• [INFORMATION SUPPLIED]
+-------+
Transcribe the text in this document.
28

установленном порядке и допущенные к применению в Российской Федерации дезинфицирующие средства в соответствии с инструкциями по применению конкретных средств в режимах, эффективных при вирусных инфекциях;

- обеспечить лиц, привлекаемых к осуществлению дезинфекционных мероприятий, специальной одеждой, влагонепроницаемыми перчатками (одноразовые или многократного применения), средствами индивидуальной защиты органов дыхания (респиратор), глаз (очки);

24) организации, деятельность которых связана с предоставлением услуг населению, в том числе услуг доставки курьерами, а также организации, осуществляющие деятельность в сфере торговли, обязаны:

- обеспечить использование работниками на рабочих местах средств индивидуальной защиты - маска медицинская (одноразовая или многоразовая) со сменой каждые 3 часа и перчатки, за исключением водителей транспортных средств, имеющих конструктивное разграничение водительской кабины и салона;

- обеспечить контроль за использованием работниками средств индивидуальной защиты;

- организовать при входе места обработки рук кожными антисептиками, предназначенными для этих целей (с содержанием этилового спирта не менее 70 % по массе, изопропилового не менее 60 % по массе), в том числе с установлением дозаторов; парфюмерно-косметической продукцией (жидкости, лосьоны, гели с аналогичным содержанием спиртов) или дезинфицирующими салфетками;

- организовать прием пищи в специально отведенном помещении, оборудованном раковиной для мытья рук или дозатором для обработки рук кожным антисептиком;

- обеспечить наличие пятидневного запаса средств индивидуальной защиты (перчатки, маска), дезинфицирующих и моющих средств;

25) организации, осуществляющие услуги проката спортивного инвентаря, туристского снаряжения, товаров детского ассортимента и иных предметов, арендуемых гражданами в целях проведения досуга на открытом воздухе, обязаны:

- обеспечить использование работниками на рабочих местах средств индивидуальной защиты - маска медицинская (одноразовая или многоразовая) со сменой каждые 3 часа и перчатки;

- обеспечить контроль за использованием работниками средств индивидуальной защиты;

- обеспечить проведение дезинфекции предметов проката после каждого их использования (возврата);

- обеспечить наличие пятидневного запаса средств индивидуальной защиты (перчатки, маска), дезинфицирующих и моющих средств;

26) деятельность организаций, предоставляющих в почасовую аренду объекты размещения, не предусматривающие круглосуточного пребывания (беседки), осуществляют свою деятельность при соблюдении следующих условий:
+-------+
• [THE EXERCISE] Working from the entries above, return all lines that contain "маска".

• [TASK RESULT]
- обеспечить использование работниками на рабочих местах средств индивидуальной защиты - маска медицинская (одноразовая или многоразовая) со сменой каждые 3 часа и перчатки, за исключением водителей транспортных средств, имеющих конструктивное разграничение водительской кабины и салона;
- обеспечить наличие пятидневного запаса средств индивидуальной защиты (перчатки, маска), дезинфицирующих и моющих средств;
- обеспечить использование работниками на рабочих местах средств индивидуальной защиты - маска медицинская (одноразовая или многоразовая) со сменой каждые 3 часа и перчатки;
- обеспечить наличие пятидневного запаса средств индивидуальной защиты (перчатки, маска), дезинфицирующих и моющих средств;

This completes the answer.